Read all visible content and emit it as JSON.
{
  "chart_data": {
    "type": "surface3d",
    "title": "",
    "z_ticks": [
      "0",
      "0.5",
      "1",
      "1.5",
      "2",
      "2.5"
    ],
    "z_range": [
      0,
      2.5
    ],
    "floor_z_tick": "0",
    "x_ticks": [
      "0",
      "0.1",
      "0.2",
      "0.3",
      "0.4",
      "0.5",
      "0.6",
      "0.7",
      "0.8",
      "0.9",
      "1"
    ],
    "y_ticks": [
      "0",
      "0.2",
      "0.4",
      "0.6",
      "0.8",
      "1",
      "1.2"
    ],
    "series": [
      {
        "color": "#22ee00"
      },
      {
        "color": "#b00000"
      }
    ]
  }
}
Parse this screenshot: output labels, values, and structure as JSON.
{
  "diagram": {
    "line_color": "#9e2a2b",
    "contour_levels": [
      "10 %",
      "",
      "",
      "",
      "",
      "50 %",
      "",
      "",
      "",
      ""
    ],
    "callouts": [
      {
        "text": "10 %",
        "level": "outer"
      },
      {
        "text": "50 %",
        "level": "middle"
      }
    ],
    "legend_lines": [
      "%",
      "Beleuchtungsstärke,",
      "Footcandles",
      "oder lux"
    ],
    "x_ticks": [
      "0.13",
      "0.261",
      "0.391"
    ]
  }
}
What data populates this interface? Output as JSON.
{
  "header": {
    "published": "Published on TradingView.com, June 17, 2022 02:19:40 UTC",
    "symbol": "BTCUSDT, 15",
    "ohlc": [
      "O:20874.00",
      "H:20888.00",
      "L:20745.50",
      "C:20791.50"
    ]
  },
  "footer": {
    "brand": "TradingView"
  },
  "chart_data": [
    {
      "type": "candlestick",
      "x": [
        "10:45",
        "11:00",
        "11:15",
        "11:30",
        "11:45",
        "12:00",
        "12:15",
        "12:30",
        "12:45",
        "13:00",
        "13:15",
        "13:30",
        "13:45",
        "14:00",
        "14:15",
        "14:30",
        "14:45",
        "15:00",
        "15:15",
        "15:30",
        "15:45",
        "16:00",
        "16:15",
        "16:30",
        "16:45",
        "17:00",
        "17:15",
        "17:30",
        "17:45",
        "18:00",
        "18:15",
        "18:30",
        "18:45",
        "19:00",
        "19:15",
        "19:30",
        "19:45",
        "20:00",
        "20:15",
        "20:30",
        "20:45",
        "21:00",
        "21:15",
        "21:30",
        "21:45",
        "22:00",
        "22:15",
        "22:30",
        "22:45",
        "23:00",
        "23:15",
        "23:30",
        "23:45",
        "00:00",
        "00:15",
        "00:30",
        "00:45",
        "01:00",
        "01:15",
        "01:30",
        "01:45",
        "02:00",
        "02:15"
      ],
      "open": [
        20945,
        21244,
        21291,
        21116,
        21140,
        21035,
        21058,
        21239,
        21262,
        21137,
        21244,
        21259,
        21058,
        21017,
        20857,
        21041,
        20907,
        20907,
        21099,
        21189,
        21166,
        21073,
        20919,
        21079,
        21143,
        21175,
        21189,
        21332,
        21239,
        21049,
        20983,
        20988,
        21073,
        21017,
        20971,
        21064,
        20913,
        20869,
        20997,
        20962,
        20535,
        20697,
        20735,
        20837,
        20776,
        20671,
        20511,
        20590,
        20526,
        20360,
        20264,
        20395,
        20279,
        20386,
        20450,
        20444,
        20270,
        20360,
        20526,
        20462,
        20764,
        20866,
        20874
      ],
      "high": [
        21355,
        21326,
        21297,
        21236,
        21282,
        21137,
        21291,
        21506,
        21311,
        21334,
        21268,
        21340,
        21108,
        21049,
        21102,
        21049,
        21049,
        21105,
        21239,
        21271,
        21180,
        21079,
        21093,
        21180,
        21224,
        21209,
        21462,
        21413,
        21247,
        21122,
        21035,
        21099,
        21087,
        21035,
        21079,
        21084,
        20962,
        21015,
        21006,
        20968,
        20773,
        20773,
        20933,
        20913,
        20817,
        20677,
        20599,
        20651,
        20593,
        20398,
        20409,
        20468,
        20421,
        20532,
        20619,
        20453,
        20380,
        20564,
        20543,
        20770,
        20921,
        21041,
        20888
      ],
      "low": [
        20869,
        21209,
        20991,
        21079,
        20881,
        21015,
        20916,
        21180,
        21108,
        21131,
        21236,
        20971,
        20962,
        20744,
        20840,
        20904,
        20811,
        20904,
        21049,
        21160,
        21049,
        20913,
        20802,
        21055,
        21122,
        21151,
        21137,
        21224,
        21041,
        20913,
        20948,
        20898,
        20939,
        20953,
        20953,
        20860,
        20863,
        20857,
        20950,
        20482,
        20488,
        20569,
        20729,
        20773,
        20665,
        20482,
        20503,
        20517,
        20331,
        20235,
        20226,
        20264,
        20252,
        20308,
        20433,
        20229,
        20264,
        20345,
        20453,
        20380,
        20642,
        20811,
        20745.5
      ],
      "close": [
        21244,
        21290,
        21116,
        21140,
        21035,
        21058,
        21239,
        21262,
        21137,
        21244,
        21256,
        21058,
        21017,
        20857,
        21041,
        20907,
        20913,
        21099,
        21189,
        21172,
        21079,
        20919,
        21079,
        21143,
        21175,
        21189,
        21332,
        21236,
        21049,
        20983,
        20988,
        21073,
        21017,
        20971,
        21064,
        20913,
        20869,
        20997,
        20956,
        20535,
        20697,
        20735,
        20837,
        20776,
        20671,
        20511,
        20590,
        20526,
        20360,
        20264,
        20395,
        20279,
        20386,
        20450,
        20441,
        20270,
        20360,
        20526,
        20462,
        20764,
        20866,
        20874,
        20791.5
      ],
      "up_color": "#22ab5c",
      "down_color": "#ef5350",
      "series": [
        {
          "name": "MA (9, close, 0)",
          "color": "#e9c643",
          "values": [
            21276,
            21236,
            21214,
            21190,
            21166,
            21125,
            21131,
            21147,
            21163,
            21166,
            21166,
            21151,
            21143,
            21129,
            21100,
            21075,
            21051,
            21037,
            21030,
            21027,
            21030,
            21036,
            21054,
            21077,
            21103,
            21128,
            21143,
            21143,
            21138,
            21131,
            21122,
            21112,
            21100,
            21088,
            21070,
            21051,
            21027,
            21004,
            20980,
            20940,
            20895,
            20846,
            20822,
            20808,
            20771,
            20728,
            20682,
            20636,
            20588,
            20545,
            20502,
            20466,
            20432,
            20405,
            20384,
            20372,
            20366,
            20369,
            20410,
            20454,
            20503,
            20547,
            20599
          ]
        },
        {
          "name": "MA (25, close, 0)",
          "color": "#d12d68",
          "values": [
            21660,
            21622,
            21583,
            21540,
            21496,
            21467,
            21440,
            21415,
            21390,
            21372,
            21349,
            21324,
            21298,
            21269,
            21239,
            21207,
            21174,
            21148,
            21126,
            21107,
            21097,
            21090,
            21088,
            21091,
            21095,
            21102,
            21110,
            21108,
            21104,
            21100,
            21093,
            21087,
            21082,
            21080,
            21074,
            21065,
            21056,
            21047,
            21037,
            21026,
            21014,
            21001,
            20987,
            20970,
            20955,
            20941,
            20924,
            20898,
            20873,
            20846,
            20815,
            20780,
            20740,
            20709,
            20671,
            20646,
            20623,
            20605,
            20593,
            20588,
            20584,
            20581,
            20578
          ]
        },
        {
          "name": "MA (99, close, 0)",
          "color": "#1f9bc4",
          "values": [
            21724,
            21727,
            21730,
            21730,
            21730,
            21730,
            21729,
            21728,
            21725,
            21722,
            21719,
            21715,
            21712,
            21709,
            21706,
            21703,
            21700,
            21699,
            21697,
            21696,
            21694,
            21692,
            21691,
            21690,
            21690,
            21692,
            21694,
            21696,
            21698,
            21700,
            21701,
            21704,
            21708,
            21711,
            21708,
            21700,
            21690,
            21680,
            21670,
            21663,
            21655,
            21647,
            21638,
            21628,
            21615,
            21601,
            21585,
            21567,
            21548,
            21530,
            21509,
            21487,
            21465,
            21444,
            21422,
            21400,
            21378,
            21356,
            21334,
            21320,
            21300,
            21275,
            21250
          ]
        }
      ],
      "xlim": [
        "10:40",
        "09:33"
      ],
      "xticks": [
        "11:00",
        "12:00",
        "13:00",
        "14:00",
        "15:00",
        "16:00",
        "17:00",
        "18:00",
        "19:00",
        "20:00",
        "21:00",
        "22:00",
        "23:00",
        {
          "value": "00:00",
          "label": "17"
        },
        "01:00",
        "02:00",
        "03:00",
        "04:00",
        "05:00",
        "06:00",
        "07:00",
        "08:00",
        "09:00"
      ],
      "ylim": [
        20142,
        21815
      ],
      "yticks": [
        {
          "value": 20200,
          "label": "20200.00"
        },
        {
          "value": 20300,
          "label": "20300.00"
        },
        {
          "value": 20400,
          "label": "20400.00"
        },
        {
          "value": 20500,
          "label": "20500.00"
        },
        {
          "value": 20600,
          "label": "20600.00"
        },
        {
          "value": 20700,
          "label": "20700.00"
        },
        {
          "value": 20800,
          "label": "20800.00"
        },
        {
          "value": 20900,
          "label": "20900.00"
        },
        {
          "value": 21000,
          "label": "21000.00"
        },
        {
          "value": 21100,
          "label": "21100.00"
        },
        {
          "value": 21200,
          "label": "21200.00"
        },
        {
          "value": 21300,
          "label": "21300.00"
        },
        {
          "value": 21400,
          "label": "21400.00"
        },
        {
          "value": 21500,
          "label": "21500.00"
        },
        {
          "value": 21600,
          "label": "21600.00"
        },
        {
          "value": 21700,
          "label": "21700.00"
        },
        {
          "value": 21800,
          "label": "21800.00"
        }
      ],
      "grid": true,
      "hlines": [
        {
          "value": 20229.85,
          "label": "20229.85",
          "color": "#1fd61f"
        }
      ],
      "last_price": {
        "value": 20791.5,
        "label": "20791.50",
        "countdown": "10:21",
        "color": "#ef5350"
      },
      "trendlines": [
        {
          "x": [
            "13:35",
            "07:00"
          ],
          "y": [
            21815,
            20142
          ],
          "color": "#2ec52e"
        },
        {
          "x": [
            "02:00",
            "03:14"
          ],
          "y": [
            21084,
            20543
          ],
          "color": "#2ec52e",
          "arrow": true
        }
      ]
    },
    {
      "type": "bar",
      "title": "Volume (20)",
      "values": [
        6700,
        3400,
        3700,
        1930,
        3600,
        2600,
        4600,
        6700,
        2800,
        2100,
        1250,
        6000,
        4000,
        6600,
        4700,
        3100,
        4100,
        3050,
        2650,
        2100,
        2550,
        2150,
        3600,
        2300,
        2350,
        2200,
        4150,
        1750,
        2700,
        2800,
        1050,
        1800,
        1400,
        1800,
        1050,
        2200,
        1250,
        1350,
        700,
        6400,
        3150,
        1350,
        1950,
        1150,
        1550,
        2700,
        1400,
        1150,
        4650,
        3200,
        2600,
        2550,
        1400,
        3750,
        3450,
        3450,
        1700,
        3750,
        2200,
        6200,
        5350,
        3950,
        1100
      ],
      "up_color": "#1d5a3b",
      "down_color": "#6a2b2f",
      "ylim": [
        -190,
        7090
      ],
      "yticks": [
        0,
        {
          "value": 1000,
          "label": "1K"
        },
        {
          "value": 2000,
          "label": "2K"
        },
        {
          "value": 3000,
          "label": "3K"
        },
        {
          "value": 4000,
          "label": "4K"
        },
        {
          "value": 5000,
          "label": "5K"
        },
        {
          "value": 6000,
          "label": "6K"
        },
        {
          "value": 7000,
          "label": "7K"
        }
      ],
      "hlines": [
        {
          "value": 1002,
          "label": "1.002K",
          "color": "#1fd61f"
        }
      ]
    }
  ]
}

* * *

WHAT NEEDS TO BE DONE: List each line in the listing that contains the string "this".

RESPONSE:
Parse this screenshot: output labels, values, and structure as JSON.
What data populates this interface? Output as JSON.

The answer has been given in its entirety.